**Work request**
Revise the stretch from "In a pronouncement" through "law’s own architecture." in the article on the Chief Justice's St. Petersburg address, putting "organized" in place of "organised".

**Text block**
------------------------
Equality, Not Privilege: CJI Surya Kant Tells St. Petersburg Forum That Law Without It Is Mere Force

(By Syed Ali Taher Abedi)

In a pronouncement carrying the weight of jurisprudential history, the Chief Justice of India, Justice Surya Kant, addressed the XIV St. Petersburg International Legal Forum this week and held forth on a proposition as old as law itself that equality is not an ornament appended to legal systems, but their very foundation.

Absent it, he observed, what remains is not law but the organised will of the stronger party.

Speaking on the theme “Equal Justice, Equal Law: Access as the Measure of International Law’s Humanity,” the CJI opened his address with a Russian greeting and invoked Dostoevsky’s description of St. Petersburg as a city both fantastical and deliberate a fitting backdrop, he suggested, for a meditation on law’s own architecture.

Drawing on the city’s most recognisable landmark, the CJI likened the international legal order to Falconet’s Bronze Horseman, the equestrian statue of Peter the Great that has stood resolute for over two centuries upon the immense Thunder Stone beneath it.

“The principle of Equality found its most ambitious modern expression in the Charter of the United Nations, which proclaimed, in its very first Article, about the ‘Sovereign Equality of Nations Large and Small’.”

Just as the statue’s endurance owes everything to that unseen foundation, he reasoned, so too does the edifice of international law rest entirely upon the foundation of equality invisible in ordinary times, yet the sole reason the structure does not collapse under its own weight.

On the genesis of this principle, the CJI departed from the conventional wisdom that traces equality’s lineage to the Magna Carta of 1215.

He submitted, instead, that its truer origin lies in Kautilya’s Artha shastra, a treatise on statecraft authored in the fourth century, which held that a sovereign who places himself above dharma and law forfeits, in substance if not in name, the very crown he wears.

Nor, he noted, did this insight stand in isolation kindred articulations surface across civilisations, from Roman lex regia to the Islamic constraints of shari’a upon the ruler, to the communal ethic of Ubuntu in African jurisprudence.

Each tradition, by its own route, arrived at the same compact: that no power is above the law it claims to administer.

Turning to the present day, the CJI offered a pointed observation on the asymmetry of international scrutiny.

Nations of the Global South and East, he remarked, continue to labour under the burdens of colonial legacy and institution-building even as they answer to standards more exacting than those applied to wealthier nations.

That such an imbalance persists, he suggested, is itself a verdict on how far the promise of equal law remains from being honoured in practice.

He closed on a note that read less like rhetorical flourish and more like a finding of fact: that equal justice and equal law are not ceremonial phrases for declarations and preambles, but the very conditions without which a legal order forfeits its claim to be called law at all.
------------------------
**Raw data**
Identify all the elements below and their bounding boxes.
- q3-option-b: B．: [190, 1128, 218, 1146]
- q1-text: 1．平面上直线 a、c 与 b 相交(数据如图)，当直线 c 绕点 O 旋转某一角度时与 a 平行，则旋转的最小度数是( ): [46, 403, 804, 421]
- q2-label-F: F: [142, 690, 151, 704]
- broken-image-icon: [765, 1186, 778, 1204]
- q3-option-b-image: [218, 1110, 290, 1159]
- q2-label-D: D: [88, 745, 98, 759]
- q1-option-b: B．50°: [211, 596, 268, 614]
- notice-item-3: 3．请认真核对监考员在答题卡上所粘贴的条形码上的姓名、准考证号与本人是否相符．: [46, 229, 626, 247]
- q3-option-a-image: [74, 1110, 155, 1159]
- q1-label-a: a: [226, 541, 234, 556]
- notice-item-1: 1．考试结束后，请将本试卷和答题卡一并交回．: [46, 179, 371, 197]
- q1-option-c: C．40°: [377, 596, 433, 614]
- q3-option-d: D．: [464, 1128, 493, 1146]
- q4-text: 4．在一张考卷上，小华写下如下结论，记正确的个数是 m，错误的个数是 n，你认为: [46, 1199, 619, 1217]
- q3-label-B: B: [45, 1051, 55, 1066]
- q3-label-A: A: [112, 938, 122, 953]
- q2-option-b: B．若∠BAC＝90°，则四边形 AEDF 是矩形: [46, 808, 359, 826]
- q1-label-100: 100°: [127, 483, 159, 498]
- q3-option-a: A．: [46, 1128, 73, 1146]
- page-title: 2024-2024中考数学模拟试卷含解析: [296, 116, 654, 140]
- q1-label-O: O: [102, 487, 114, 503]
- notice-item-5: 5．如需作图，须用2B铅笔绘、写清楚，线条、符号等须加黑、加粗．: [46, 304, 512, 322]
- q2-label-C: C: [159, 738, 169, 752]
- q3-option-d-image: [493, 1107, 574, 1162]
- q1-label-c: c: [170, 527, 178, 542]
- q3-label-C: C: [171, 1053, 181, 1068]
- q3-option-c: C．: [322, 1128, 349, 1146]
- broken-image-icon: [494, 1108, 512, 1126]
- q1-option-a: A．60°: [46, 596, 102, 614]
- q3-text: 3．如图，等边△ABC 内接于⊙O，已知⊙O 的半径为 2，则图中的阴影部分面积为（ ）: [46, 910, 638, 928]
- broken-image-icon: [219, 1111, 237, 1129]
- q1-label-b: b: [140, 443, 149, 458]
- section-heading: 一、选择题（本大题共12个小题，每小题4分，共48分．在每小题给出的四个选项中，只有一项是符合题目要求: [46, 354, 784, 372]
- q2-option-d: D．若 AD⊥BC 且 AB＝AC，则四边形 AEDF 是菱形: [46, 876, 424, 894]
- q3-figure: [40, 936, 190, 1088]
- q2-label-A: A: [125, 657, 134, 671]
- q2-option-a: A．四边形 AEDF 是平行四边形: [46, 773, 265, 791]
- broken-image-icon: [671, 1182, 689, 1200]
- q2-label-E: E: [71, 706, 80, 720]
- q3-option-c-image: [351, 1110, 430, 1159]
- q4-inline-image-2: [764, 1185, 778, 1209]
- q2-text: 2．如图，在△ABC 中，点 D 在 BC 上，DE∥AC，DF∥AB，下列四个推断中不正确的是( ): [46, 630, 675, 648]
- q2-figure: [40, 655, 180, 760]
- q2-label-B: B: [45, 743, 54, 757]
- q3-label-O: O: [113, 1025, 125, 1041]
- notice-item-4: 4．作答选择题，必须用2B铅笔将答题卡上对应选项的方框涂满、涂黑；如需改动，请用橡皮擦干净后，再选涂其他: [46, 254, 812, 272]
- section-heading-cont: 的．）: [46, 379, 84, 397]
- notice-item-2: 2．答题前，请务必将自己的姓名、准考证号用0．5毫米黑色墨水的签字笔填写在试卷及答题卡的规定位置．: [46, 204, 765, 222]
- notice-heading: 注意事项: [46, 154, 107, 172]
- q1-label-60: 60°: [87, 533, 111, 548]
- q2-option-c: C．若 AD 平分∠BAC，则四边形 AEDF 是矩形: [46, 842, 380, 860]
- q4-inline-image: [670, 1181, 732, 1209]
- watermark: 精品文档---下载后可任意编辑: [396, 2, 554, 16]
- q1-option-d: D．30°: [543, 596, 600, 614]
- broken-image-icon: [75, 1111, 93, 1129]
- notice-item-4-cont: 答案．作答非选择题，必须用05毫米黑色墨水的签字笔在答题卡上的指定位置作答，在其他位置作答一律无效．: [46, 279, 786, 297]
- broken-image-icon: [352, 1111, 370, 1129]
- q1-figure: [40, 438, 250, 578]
------------------------
**Result of this exercise**
In a pronouncement carrying the weight of jurisprudential history, the Chief Justice of India, Justice Surya Kant, addressed the XIV St. Petersburg International Legal Forum this week and held forth on a proposition as old as law itself that equality is not an ornament appended to legal systems, but their very foundation.

Absent it, he observed, what remains is not law but the organized will of the stronger party.

Speaking on the theme “Equal Justice, Equal Law: Access as the Measure of International Law’s Humanity,” the CJI opened his address with a Russian greeting and invoked Dostoevsky’s description of St. Petersburg as a city both fantastical and deliberate a fitting backdrop, he suggested, for a meditation on law’s own architecture.